What you have to do: Reproduce the listing exactly, with no pictures in your copy.
•••••
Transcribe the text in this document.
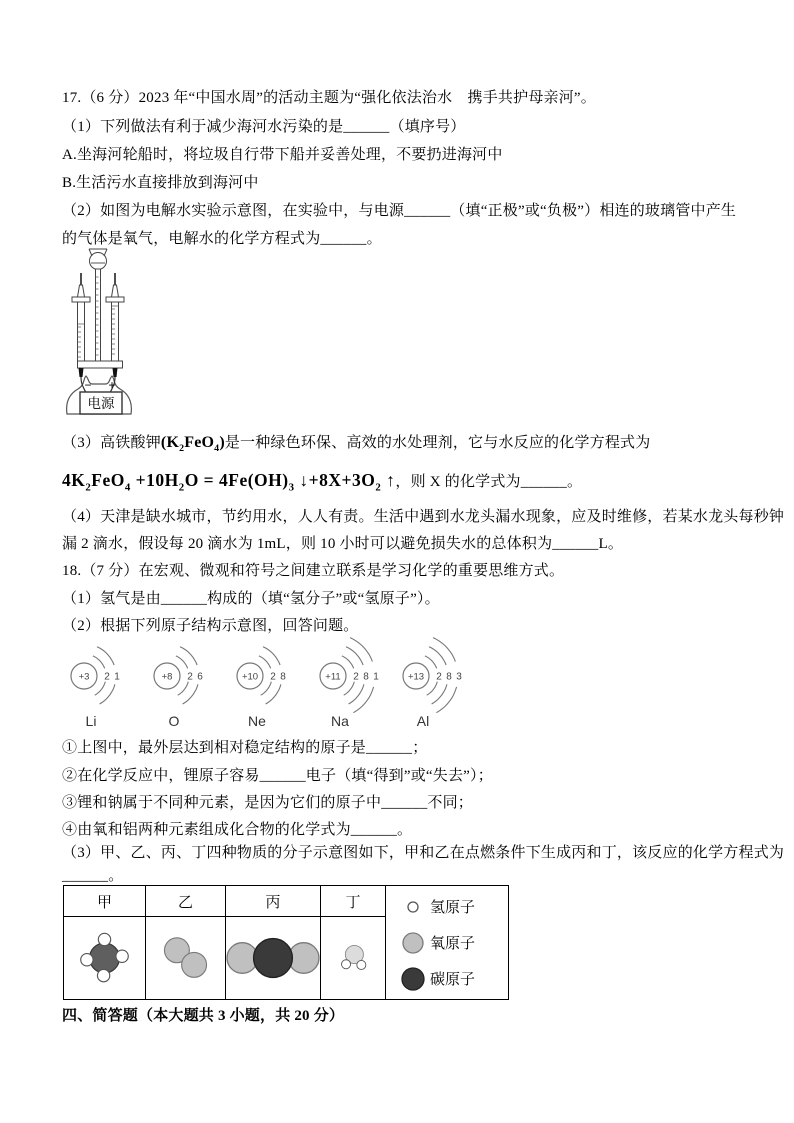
17.（6 分）2023 年“中国水周”的活动主题为“强化依法治水　携手共护母亲河”。
（1）下列做法有利于减少海河水污染的是______（填序号）
A.坐海河轮船时，将垃圾自行带下船并妥善处理，不要扔进海河中
B.生活污水直接排放到海河中
（2）如图为电解水实验示意图，在实验中，与电源______（填“正极”或“负极”）相连的玻璃管中产生
的气体是氧气，电解水的化学方程式为______。
− +
电源
（3）高铁酸钾$(K_2FeO_4)$是一种绿色环保、高效的水处理剂，它与水反应的化学方程式为
$4K_2FeO_4 +10H_2O = 4Fe(OH)_3$ $↓+8X+3O_2$ ↑，则 X 的化学式为______。
（4）天津是缺水城市，节约用水，人人有责。生活中遇到水龙头漏水现象，应及时维修，若某水龙头每秒钟
漏 2 滴水，假设每 20 滴水为 1mL，则 10 小时可以避免损失水的总体积为______L。
18.（7 分）在宏观、微观和符号之间建立联系是学习化学的重要思维方式。
（1）氢气是由______构成的（填“氢分子”或“氢原子”）。
（2）根据下列原子结构示意图，回答问题。
+3 2 1
Li
+8 2 6
O
+10 2 8
Ne
+11 2 8 1
Na
+13 2 8 3
Al
①上图中，最外层达到相对稳定结构的原子是______；
②在化学反应中，锂原子容易______电子（填“得到”或“失去”）；
③锂和钠属于不同种元素，是因为它们的原子中______不同；
④由氧和铝两种元素组成化合物的化学式为______。
（3）甲、乙、丙、丁四种物质的分子示意图如下，甲和乙在点燃条件下生成丙和丁，该反应的化学方程式为
______。
甲	乙	丙	丁	氢原子
氧原子
碳原子

四、简答题（本大题共 3 小题，共 20 分）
•••••
Exercise solution:
Transcribe the text in this document.
17.（6 分）2023 年“中国水周”的活动主题为“强化依法治水　携手共护母亲河”。
（1）下列做法有利于减少海河水污染的是______（填序号）
A.坐海河轮船时，将垃圾自行带下船并妥善处理，不要扔进海河中
B.生活污水直接排放到海河中
（2）如图为电解水实验示意图，在实验中，与电源______（填“正极”或“负极”）相连的玻璃管中产生
的气体是氧气，电解水的化学方程式为______。
− +
电源
（3）高铁酸钾$(K_2FeO_4)$是一种绿色环保、高效的水处理剂，它与水反应的化学方程式为
$4K_2FeO_4 +10H_2O = 4Fe(OH)_3$ $↓+8X+3O_2$ ↑，则 X 的化学式为______。
（4）天津是缺水城市，节约用水，人人有责。生活中遇到水龙头漏水现象，应及时维修，若某水龙头每秒钟
漏 2 滴水，假设每 20 滴水为 1mL，则 10 小时可以避免损失水的总体积为______L。
18.（7 分）在宏观、微观和符号之间建立联系是学习化学的重要思维方式。
（1）氢气是由______构成的（填“氢分子”或“氢原子”）。
（2）根据下列原子结构示意图，回答问题。
+3 2 1
Li
+8 2 6
O
+10 2 8
Ne
+11 2 8 1
Na
+13 2 8 3
Al
①上图中，最外层达到相对稳定结构的原子是______；
②在化学反应中，锂原子容易______电子（填“得到”或“失去”）；
③锂和钠属于不同种元素，是因为它们的原子中______不同；
④由氧和铝两种元素组成化合物的化学式为______。
（3）甲、乙、丙、丁四种物质的分子示意图如下，甲和乙在点燃条件下生成丙和丁，该反应的化学方程式为
______。
甲	乙	丙	丁	氢原子
氧原子
碳原子

四、简答题（本大题共 3 小题，共 20 分）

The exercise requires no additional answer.